> [Text provided]
** Begin **

[FFmpeg-devel] [PATCH 1/2] lavc/h264dsp: R-V V add_pixels4 and 8-bit add_pixels8
Rémi Denis-Courmont
remi at remlab.net
Sat Jul 13 16:01:52 EEST 2024
---
libavcodec/riscv/Makefile | 3 +-
libavcodec/riscv/h264addpx_rvv.S | 89 ++++++++++++++++++++++++++++++++
libavcodec/riscv/h264dsp_init.c | 11 ++++
3 files changed, 102 insertions(+), 1 deletion(-)
create mode 100644 libavcodec/riscv/h264addpx_rvv.S
diff --git a/libavcodec/riscv/Makefile b/libavcodec/riscv/Makefile
index 92e1544e76..0bbdd38116 100644
--- a/libavcodec/riscv/Makefile
+++ b/libavcodec/riscv/Makefile
@@ -31,7 +31,8 @@ RVV-OBJS-$(CONFIG_H263DSP) += riscv/h263dsp_rvv.o
OBJS-$(CONFIG_H264CHROMA) += riscv/h264_chroma_init_riscv.o
RVV-OBJS-$(CONFIG_H264CHROMA) += riscv/h264_mc_chroma.o
OBJS-$(CONFIG_H264DSP) += riscv/h264dsp_init.o
-RVV-OBJS-$(CONFIG_H264DSP) += riscv/h264dsp_rvv.o riscv/h264idct_rvv.o
+RVV-OBJS-$(CONFIG_H264DSP) += riscv/h264addpx_rvv.o riscv/h264dsp_rvv.o \
+ riscv/h264idct_rvv.o
OBJS-$(CONFIG_HUFFYUV_DECODER) += riscv/huffyuvdsp_init.o
RVV-OBJS-$(CONFIG_HUFFYUV_DECODER) += riscv/huffyuvdsp_rvv.o
OBJS-$(CONFIG_IDCTDSP) += riscv/idctdsp_init.o
diff --git a/libavcodec/riscv/h264addpx_rvv.S b/libavcodec/riscv/h264addpx_rvv.S
new file mode 100644
index 0000000000..fd36bd4896
--- /dev/null
+++ b/libavcodec/riscv/h264addpx_rvv.S
@@ -0,0 +1,89 @@
+/*
+ * Copyright © 2024 Rémi Denis-Courmont.

** End **

> [Dataset excerpt]
** Begin **

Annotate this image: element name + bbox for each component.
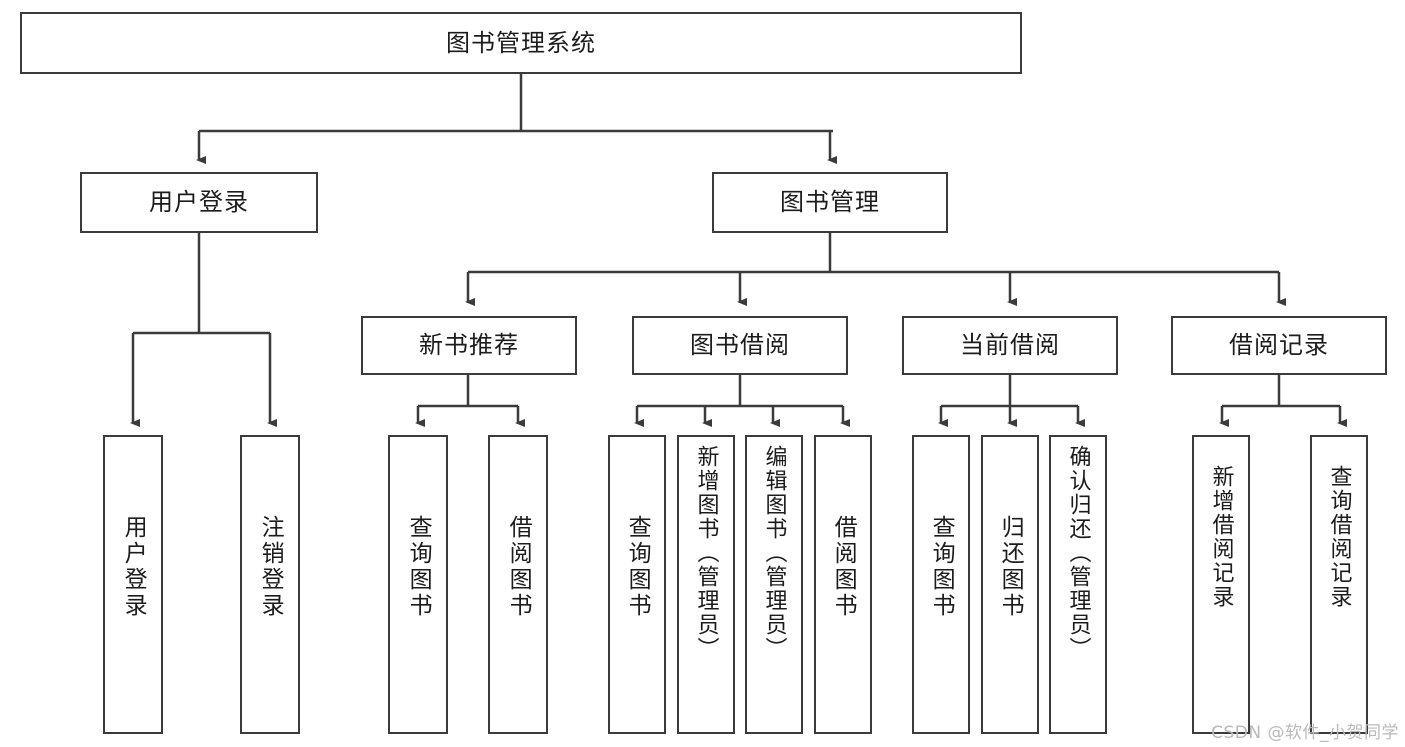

** End **

> [Written instruction] List every file path shown in the patch's summary of changed files. Work only from the patch text and leave the material aside.

> [Final result]
libavcodec/riscv/Makefile
libavcodec/riscv/h264addpx_rvv.S
libavcodec/riscv/h264dsp_init.c